> **EXERCISE DETAILS**: Exactly repeat the material, dropping every picture from the copy.

> **ITEMS**:
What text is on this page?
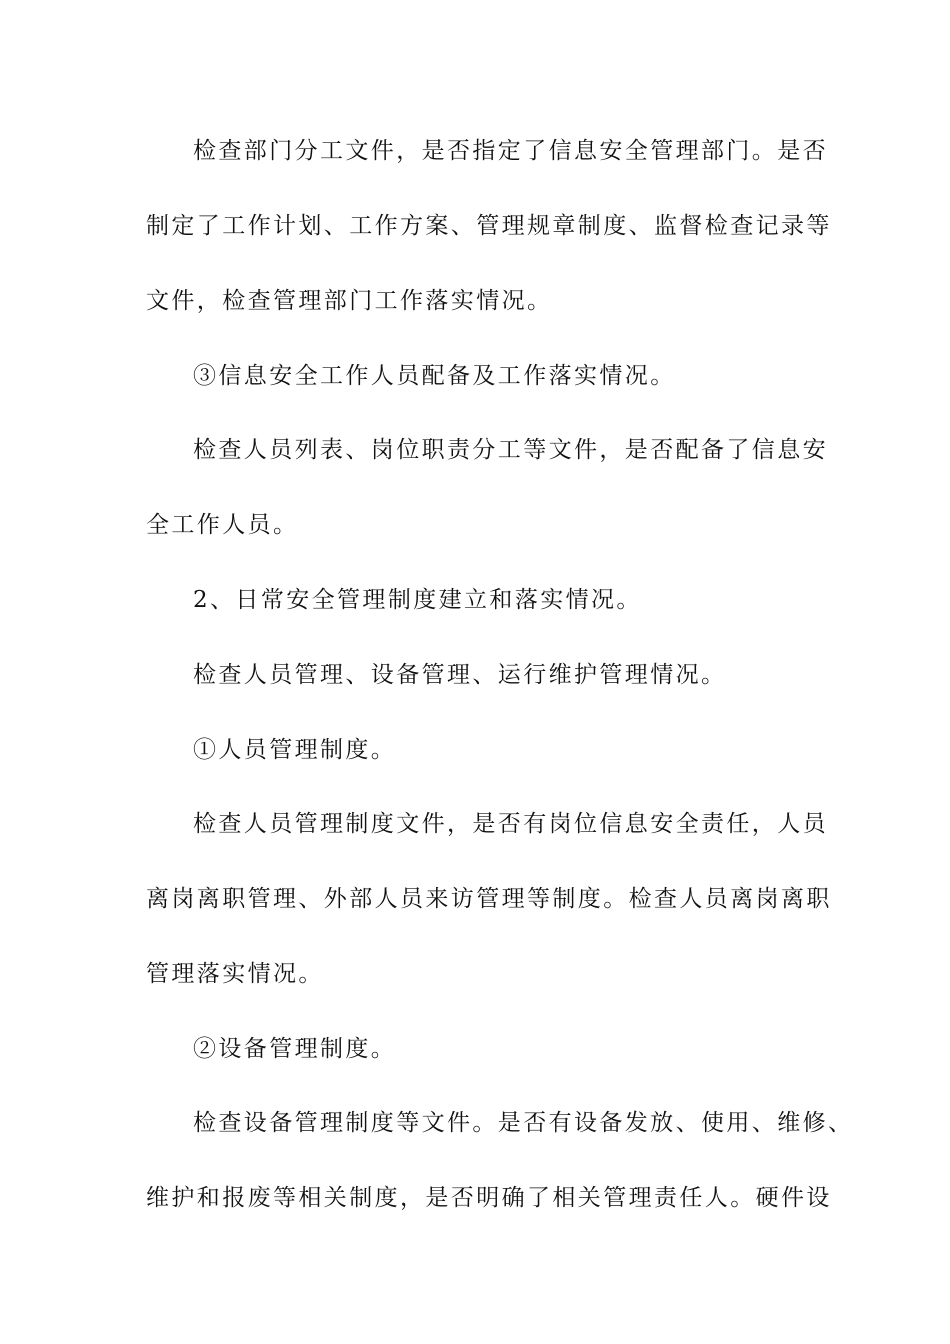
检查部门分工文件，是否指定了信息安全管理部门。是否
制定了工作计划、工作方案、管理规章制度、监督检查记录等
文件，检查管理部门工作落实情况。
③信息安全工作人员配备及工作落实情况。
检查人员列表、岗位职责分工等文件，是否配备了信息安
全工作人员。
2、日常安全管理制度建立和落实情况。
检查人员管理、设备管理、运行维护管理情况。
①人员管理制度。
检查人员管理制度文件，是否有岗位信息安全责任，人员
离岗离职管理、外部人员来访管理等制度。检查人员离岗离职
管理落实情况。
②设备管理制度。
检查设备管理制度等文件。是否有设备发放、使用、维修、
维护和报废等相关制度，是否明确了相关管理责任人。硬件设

> **EXERCISE RESPONSE**:
What text is on this page?
检查部门分工文件，是否指定了信息安全管理部门。是否
制定了工作计划、工作方案、管理规章制度、监督检查记录等
文件，检查管理部门工作落实情况。
③信息安全工作人员配备及工作落实情况。
检查人员列表、岗位职责分工等文件，是否配备了信息安
全工作人员。
2、日常安全管理制度建立和落实情况。
检查人员管理、设备管理、运行维护管理情况。
①人员管理制度。
检查人员管理制度文件，是否有岗位信息安全责任，人员
离岗离职管理、外部人员来访管理等制度。检查人员离岗离职
管理落实情况。
②设备管理制度。
检查设备管理制度等文件。是否有设备发放、使用、维修、
维护和报废等相关制度，是否明确了相关管理责任人。硬件设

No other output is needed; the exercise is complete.